Exercise task » Every line containing the word "this" needs to be found and copied.

[Saved data entries]

* * *

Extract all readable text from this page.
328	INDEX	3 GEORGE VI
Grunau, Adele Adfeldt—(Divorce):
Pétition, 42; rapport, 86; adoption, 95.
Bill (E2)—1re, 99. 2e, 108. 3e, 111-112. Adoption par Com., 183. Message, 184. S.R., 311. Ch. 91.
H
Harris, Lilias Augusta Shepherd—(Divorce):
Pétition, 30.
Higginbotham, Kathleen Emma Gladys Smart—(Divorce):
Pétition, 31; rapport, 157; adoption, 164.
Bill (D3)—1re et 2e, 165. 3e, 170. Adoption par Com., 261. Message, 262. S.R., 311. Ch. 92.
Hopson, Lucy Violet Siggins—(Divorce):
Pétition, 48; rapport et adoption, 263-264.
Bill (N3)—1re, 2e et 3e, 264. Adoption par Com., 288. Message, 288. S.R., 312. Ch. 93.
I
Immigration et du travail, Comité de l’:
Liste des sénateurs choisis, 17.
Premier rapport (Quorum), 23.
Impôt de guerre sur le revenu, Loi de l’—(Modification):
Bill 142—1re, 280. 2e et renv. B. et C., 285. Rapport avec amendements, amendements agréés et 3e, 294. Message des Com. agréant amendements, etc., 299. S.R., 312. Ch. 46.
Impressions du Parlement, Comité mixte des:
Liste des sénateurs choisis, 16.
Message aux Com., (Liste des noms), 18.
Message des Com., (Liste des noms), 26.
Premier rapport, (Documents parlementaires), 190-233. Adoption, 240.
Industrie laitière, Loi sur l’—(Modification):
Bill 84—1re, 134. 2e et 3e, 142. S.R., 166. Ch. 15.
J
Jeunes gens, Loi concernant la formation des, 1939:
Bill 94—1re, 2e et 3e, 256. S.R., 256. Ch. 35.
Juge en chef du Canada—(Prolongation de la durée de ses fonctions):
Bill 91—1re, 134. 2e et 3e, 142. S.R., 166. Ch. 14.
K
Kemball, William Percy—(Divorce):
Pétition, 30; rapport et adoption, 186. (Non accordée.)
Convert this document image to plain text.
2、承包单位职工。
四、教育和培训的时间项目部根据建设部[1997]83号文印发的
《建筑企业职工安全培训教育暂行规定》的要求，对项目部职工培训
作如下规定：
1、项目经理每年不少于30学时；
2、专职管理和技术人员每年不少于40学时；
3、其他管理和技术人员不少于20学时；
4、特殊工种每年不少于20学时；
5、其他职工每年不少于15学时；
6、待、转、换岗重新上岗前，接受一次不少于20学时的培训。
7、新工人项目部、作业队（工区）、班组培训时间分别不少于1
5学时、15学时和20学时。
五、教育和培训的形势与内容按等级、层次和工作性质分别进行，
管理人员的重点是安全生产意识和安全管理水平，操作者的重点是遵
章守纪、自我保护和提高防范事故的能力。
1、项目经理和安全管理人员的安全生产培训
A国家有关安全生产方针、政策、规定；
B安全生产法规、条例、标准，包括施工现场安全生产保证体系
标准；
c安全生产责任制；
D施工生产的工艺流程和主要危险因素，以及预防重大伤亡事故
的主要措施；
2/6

* * *

Completed task »
Extract all readable text from this page.
Convert this document image to plain text.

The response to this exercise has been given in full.